Extract to read
Location: Alumni Hall, University of Dayton

Meeting Topic: Book of Daniel

Facilitator: Dr. Eric Friedland

Hosts: Eleanor & Harry Koenigsberg; Arthur & Judy Auster

PRESENT: Eileen Moorman, Acting Cochair; Arthur Auster, Judy Auster, Kenneth Bauman, Donna Bealer, Connie Breen, Bert Buby, April Collins, Phyllis Duckwall, Elisabeth (Blue) Fitzhugh, Shirley Flacks, Eric Friedland, Jerome Haney, Agnes Hannahs, Edith Holsinger, Bette Jasko, Bob Jasko, Sophie Kahn, Stephen Kahn, Jack Kelley, Eleanor Koenigsberg, Harry Koenigsberg, Barbara Levine, Eileen Moorman, Bev Price, Donald Ramsey, Anne Ringkamp, Harold Rubenstein, Sophie Rubenstein, Ken Rosenzweig, Dieter Walk, Suzie Walk, Rose Wendel, William Youngkin, David Zinner.

Eileen called the meeting to order at about 7:55 PM. She thanked the Koenigsbergs and the Austers for providing refreshments for the meeting. Eleanor delivered a prayer which was based on a poem from a pamphlet that she picked up at Rosh Hashanah services at Beth Tikvah Synagogue in Boca Raton, Florida. The rabbi of that synagogue is Jack Riemer, former rabbi of Beth Abraham Synagogue here in Dayton. The poem expressed the dream of putting an end to war and of people agreeing to never fight again. Next, Arthur delivered a prayer for the recovery of Cardinal John O'Connor who just had brain surgery. Judy and Arthur received a synagogue bulletin from Ohel Leah (Tent of Leah), an Orthodox synagogue in Hong Kong. One of the Auster's children is a member of that synagogue. The time was the onset of the Jewish New Year (Rosh Hashanah) which is the season of teshuvah (repentance). The newsletter included greetings to the congregation from Cardinal O'Connor. He noted that the Jewish year of 5760 coincided with Christian celebration of the start of a new millennium. O'Connor said the Pope has called Catholics to declare a Jubilee Year. Traditionally, part of the Jubilee Year is the call for teshuvah (repentance). Cardinal O'Connor said that Ash Wednesday of this millennium year has been set aside for reflection of Catholics on the pain inflicted on Jews by Christians over the ages. Cardinal O'Connor expressed abject sorrow on behalf of any member of the Catholic Church (including himself) who may have harmed Jews in any way. He concluded his greeting with l'shanah tovah tikatevu (wishing you a good year).

Source information
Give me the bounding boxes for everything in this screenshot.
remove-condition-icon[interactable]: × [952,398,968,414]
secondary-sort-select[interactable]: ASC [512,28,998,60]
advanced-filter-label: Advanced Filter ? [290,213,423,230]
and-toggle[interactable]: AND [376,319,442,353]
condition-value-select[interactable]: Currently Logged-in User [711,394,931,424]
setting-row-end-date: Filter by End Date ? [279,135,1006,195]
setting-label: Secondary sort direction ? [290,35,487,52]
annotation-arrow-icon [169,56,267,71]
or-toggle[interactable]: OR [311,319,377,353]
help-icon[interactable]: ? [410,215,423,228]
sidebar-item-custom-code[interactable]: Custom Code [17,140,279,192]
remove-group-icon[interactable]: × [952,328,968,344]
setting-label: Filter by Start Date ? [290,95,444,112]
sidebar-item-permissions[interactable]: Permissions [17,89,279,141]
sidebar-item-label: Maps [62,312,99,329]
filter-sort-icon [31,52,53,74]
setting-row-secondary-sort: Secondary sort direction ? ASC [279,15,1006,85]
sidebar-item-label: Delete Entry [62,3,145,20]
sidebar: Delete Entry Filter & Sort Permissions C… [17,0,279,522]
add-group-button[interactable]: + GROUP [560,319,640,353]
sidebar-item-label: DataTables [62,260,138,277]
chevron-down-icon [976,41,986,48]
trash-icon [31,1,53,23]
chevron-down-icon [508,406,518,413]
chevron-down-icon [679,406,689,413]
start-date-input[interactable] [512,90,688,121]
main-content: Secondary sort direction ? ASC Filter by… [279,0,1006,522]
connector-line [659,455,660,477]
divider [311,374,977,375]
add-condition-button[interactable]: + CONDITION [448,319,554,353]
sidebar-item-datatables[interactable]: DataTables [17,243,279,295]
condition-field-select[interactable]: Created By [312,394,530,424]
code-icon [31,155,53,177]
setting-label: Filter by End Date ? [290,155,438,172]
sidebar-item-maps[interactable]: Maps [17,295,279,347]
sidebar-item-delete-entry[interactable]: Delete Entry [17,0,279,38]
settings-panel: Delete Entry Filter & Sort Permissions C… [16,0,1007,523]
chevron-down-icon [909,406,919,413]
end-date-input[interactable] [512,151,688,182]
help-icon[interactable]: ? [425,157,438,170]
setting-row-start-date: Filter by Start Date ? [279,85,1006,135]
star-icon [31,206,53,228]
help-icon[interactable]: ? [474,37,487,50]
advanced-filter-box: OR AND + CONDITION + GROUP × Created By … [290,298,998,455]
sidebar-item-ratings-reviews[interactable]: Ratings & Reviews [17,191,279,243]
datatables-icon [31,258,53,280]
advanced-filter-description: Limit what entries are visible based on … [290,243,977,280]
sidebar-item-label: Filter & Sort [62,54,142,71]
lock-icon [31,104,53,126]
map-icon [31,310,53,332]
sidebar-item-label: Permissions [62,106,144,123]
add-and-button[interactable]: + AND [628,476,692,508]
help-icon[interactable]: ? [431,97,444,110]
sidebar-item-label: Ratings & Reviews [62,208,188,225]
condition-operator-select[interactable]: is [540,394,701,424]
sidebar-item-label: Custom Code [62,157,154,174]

Activity
Copy the meeting minutes on the Book of Daniel in full, word for word.

Answer box
Location: Alumni Hall, University of Dayton

Meeting Topic: Book of Daniel

Facilitator: Dr. Eric Friedland

Hosts: Eleanor & Harry Koenigsberg; Arthur & Judy Auster

PRESENT: Eileen Moorman, Acting Cochair; Arthur Auster, Judy Auster, Kenneth Bauman, Donna Bealer, Connie Breen, Bert Buby, April Collins, Phyllis Duckwall, Elisabeth (Blue) Fitzhugh, Shirley Flacks, Eric Friedland, Jerome Haney, Agnes Hannahs, Edith Holsinger, Bette Jasko, Bob Jasko, Sophie Kahn, Stephen Kahn, Jack Kelley, Eleanor Koenigsberg, Harry Koenigsberg, Barbara Levine, Eileen Moorman, Bev Price, Donald Ramsey, Anne Ringkamp, Harold Rubenstein, Sophie Rubenstein, Ken Rosenzweig, Dieter Walk, Suzie Walk, Rose Wendel, William Youngkin, David Zinner.

Eileen called the meeting to order at about 7:55 PM. She thanked the Koenigsbergs and the Austers for providing refreshments for the meeting. Eleanor delivered a prayer which was based on a poem from a pamphlet that she picked up at Rosh Hashanah services at Beth Tikvah Synagogue in Boca Raton, Florida. The rabbi of that synagogue is Jack Riemer, former rabbi of Beth Abraham Synagogue here in Dayton. The poem expressed the dream of putting an end to war and of people agreeing to never fight again. Next, Arthur delivered a prayer for the recovery of Cardinal John O'Connor who just had brain surgery. Judy and Arthur received a synagogue bulletin from Ohel Leah (Tent of Leah), an Orthodox synagogue in Hong Kong. One of the Auster's children is a member of that synagogue. The time was the onset of the Jewish New Year (Rosh Hashanah) which is the season of teshuvah (repentance). The newsletter included greetings to the congregation from Cardinal O'Connor. He noted that the Jewish year of 5760 coincided with Christian celebration of the start of a new millennium. O'Connor said the Pope has called Catholics to declare a Jubilee Year. Traditionally, part of the Jubilee Year is the call for teshuvah (repentance). Cardinal O'Connor said that Ash Wednesday of this millennium year has been set aside for reflection of Catholics on the pain inflicted on Jews by Christians over the ages. Cardinal O'Connor expressed abject sorrow on behalf of any member of the Catholic Church (including himself) who may have harmed Jews in any way. He concluded his greeting with l'shanah tovah tikatevu (wishing you a good year).